- Given records -
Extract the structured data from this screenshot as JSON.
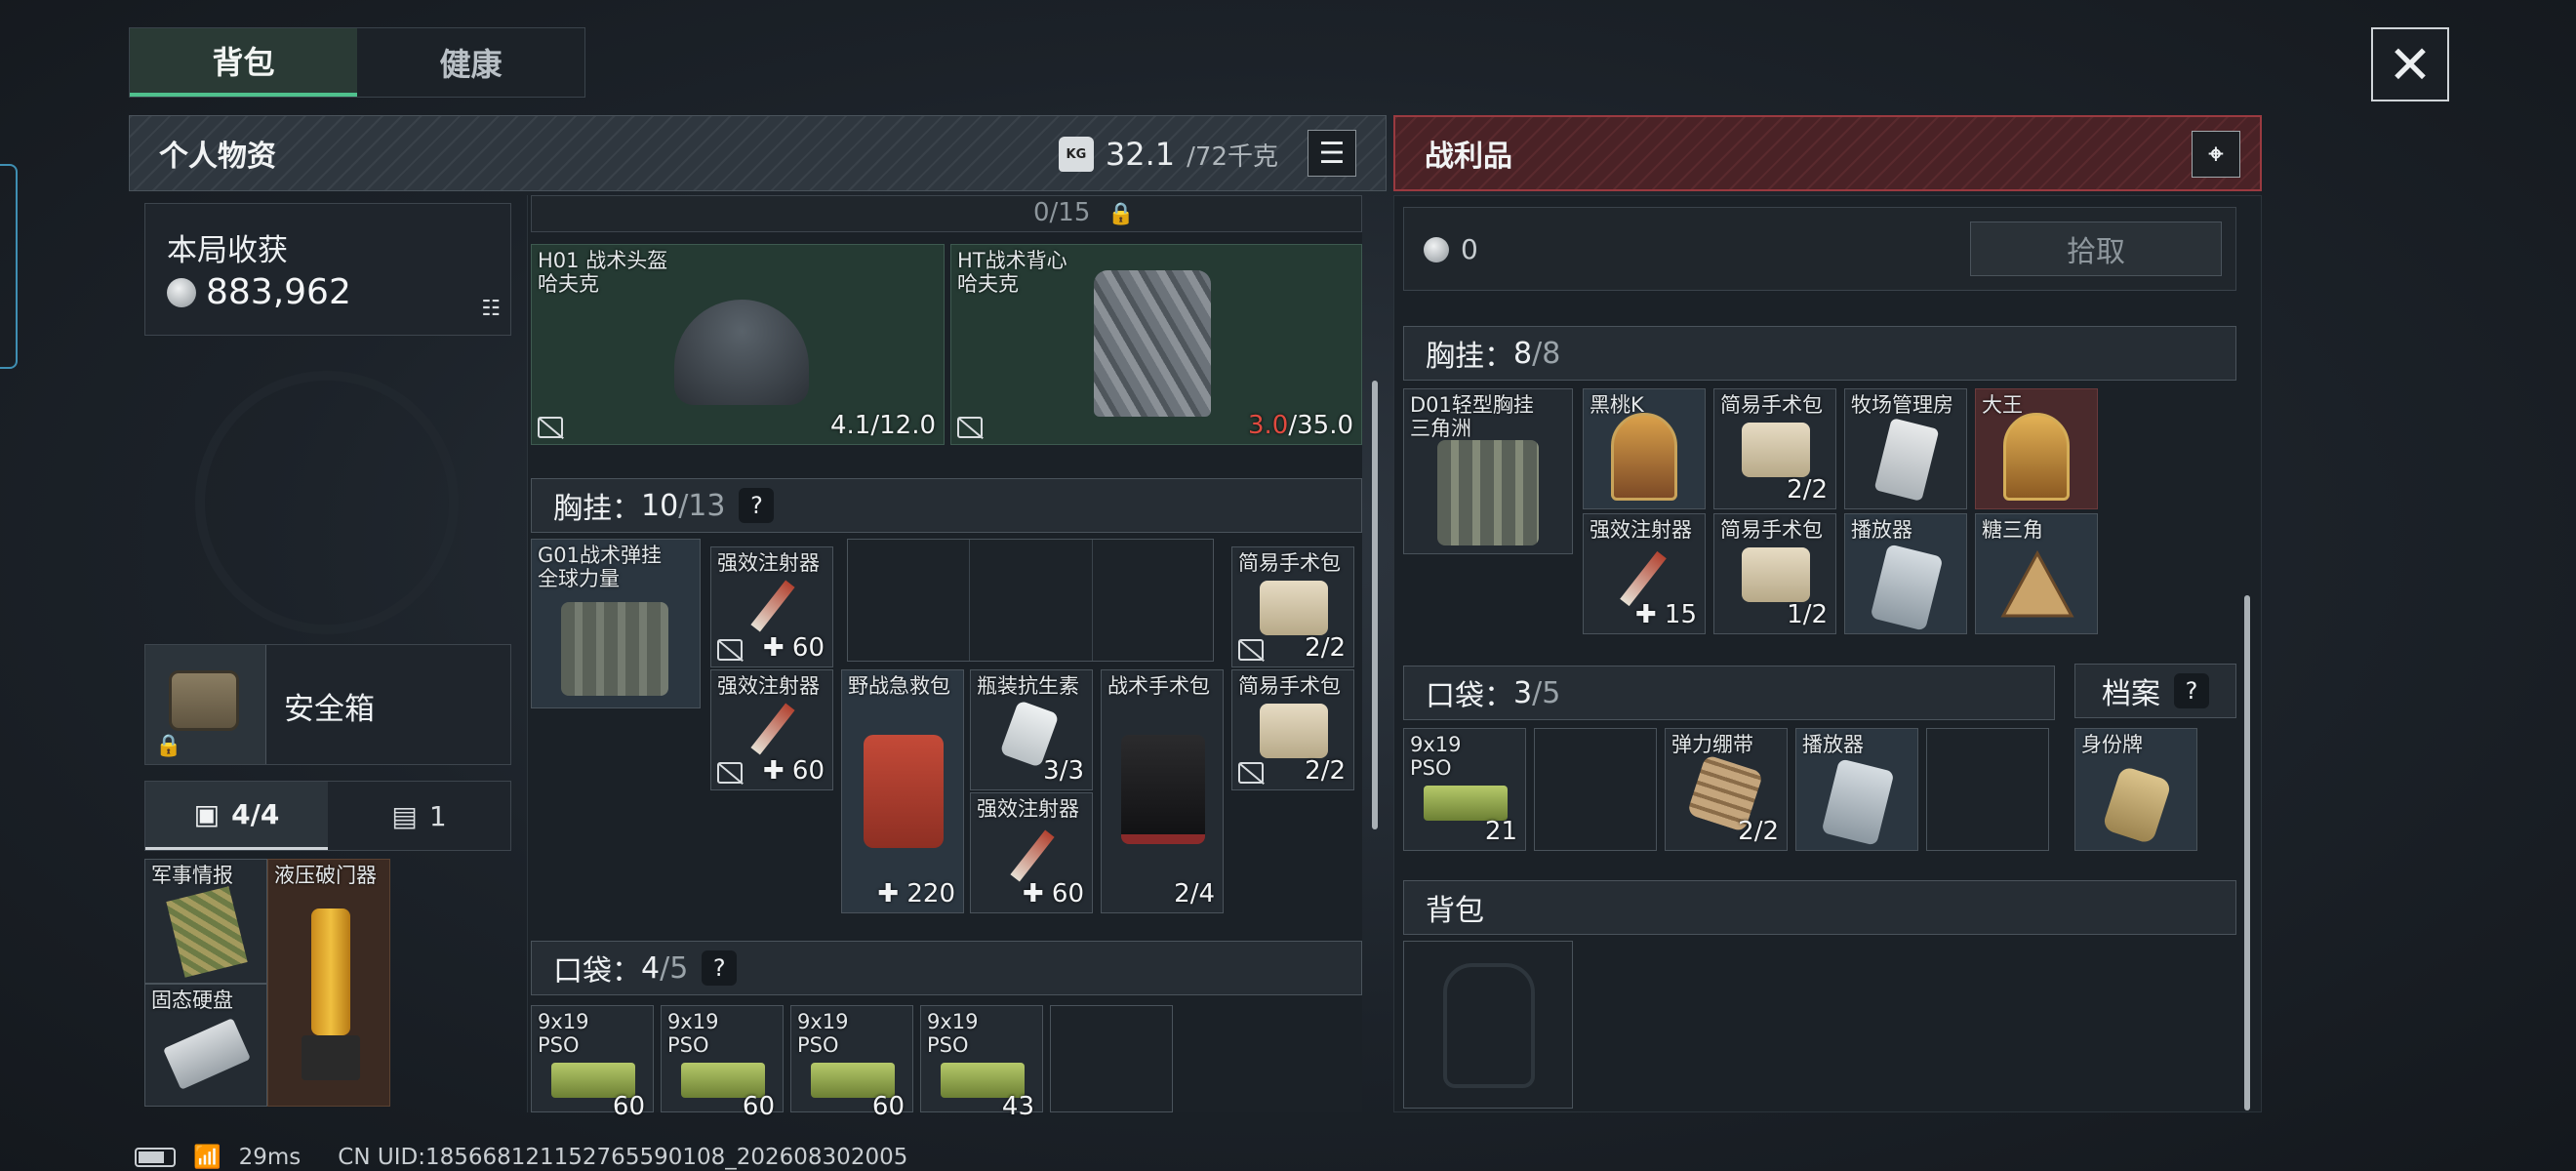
{
  "tabs": {
    "backpack": "背包",
    "health": "健康"
  },
  "left": {
    "title": "个人物资",
    "weight_current": "32.1",
    "weight_max": "/72千克",
    "kg_badge": "KG",
    "harvest_label": "本局收获",
    "harvest_value": "883,962",
    "safebox_label": "安全箱",
    "counter_tab1": "4/4",
    "counter_tab2": "1",
    "top_partial": "0/15",
    "helmet": {
      "name": "H01 战术头盔",
      "maker": "哈夫克",
      "durability": "4.1/12.0"
    },
    "vest": {
      "name": "HT战术背心",
      "maker": "哈夫克",
      "dur_current": "3.0",
      "dur_max": "/35.0"
    },
    "rig_header": {
      "label": "胸挂：",
      "used": "10",
      "cap": "/13",
      "q": "?"
    },
    "rig_item": {
      "name": "G01战术弹挂",
      "sub": "全球力量"
    },
    "inj1": {
      "name": "强效注射器",
      "value": "60"
    },
    "inj2": {
      "name": "强效注射器",
      "value": "60"
    },
    "medkit": {
      "name": "野战急救包",
      "value": "220"
    },
    "antibiotic": {
      "name": "瓶装抗生素",
      "value": "3/3"
    },
    "inj3": {
      "name": "强效注射器",
      "value": "60"
    },
    "tacpack": {
      "name": "战术手术包",
      "value": "2/4"
    },
    "surg1": {
      "name": "简易手术包",
      "value": "2/2"
    },
    "surg2": {
      "name": "简易手术包",
      "value": "2/2"
    },
    "pocket_header": {
      "label": "口袋：",
      "used": "4",
      "cap": "/5",
      "q": "?"
    },
    "ammo": [
      {
        "name": "9x19",
        "sub": "PSO",
        "value": "60"
      },
      {
        "name": "9x19",
        "sub": "PSO",
        "value": "60"
      },
      {
        "name": "9x19",
        "sub": "PSO",
        "value": "60"
      },
      {
        "name": "9x19",
        "sub": "PSO",
        "value": "43"
      }
    ],
    "safe_items": {
      "intel": "军事情报",
      "breacher": "液压破门器",
      "ssd": "固态硬盘"
    }
  },
  "right": {
    "title": "战利品",
    "value": "0",
    "pickup": "拾取",
    "rig_header": {
      "label": "胸挂：",
      "used": "8",
      "cap": "/8"
    },
    "rig_item": {
      "name": "D01轻型胸挂",
      "sub": "三角洲"
    },
    "items": {
      "peach": "黑桃K",
      "surg1": {
        "name": "简易手术包",
        "value": "2/2"
      },
      "ranch": "牧场管理房",
      "king": "大王",
      "inj": {
        "name": "强效注射器",
        "value": "15"
      },
      "surg2": {
        "name": "简易手术包",
        "value": "1/2"
      },
      "player": "播放器",
      "candy": "糖三角"
    },
    "pocket_header": {
      "label": "口袋：",
      "used": "3",
      "cap": "/5"
    },
    "archive": {
      "label": "档案",
      "q": "?"
    },
    "pocket_items": {
      "ammo": {
        "name": "9x19",
        "sub": "PSO",
        "value": "21"
      },
      "bandage": {
        "name": "弹力绷带",
        "value": "2/2"
      },
      "player": "播放器"
    },
    "dogtag": "身份牌",
    "backpack_header": "背包"
  },
  "status": {
    "ping": "29ms",
    "uid": "CN UID:185668121152765590108_202608302005"
  }
}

- Brief -
Write out each entry exactly as given, but skip the pictures.

- Exercise response -
Extract the structured data from this screenshot as JSON.
{
  "tabs": {
    "backpack": "背包",
    "health": "健康"
  },
  "left": {
    "title": "个人物资",
    "weight_current": "32.1",
    "weight_max": "/72千克",
    "kg_badge": "KG",
    "harvest_label": "本局收获",
    "harvest_value": "883,962",
    "safebox_label": "安全箱",
    "counter_tab1": "4/4",
    "counter_tab2": "1",
    "top_partial": "0/15",
    "helmet": {
      "name": "H01 战术头盔",
      "maker": "哈夫克",
      "durability": "4.1/12.0"
    },
    "vest": {
      "name": "HT战术背心",
      "maker": "哈夫克",
      "dur_current": "3.0",
      "dur_max": "/35.0"
    },
    "rig_header": {
      "label": "胸挂：",
      "used": "10",
      "cap": "/13",
      "q": "?"
    },
    "rig_item": {
      "name": "G01战术弹挂",
      "sub": "全球力量"
    },
    "inj1": {
      "name": "强效注射器",
      "value": "60"
    },
    "inj2": {
      "name": "强效注射器",
      "value": "60"
    },
    "medkit": {
      "name": "野战急救包",
      "value": "220"
    },
    "antibiotic": {
      "name": "瓶装抗生素",
      "value": "3/3"
    },
    "inj3": {
      "name": "强效注射器",
      "value": "60"
    },
    "tacpack": {
      "name": "战术手术包",
      "value": "2/4"
    },
    "surg1": {
      "name": "简易手术包",
      "value": "2/2"
    },
    "surg2": {
      "name": "简易手术包",
      "value": "2/2"
    },
    "pocket_header": {
      "label": "口袋：",
      "used": "4",
      "cap": "/5",
      "q": "?"
    },
    "ammo": [
      {
        "name": "9x19",
        "sub": "PSO",
        "value": "60"
      },
      {
        "name": "9x19",
        "sub": "PSO",
        "value": "60"
      },
      {
        "name": "9x19",
        "sub": "PSO",
        "value": "60"
      },
      {
        "name": "9x19",
        "sub": "PSO",
        "value": "43"
      }
    ],
    "safe_items": {
      "intel": "军事情报",
      "breacher": "液压破门器",
      "ssd": "固态硬盘"
    }
  },
  "right": {
    "title": "战利品",
    "value": "0",
    "pickup": "拾取",
    "rig_header": {
      "label": "胸挂：",
      "used": "8",
      "cap": "/8"
    },
    "rig_item": {
      "name": "D01轻型胸挂",
      "sub": "三角洲"
    },
    "items": {
      "peach": "黑桃K",
      "surg1": {
        "name": "简易手术包",
        "value": "2/2"
      },
      "ranch": "牧场管理房",
      "king": "大王",
      "inj": {
        "name": "强效注射器",
        "value": "15"
      },
      "surg2": {
        "name": "简易手术包",
        "value": "1/2"
      },
      "player": "播放器",
      "candy": "糖三角"
    },
    "pocket_header": {
      "label": "口袋：",
      "used": "3",
      "cap": "/5"
    },
    "archive": {
      "label": "档案",
      "q": "?"
    },
    "pocket_items": {
      "ammo": {
        "name": "9x19",
        "sub": "PSO",
        "value": "21"
      },
      "bandage": {
        "name": "弹力绷带",
        "value": "2/2"
      },
      "player": "播放器"
    },
    "dogtag": "身份牌",
    "backpack_header": "背包"
  },
  "status": {
    "ping": "29ms",
    "uid": "CN UID:185668121152765590108_202608302005"
  }
}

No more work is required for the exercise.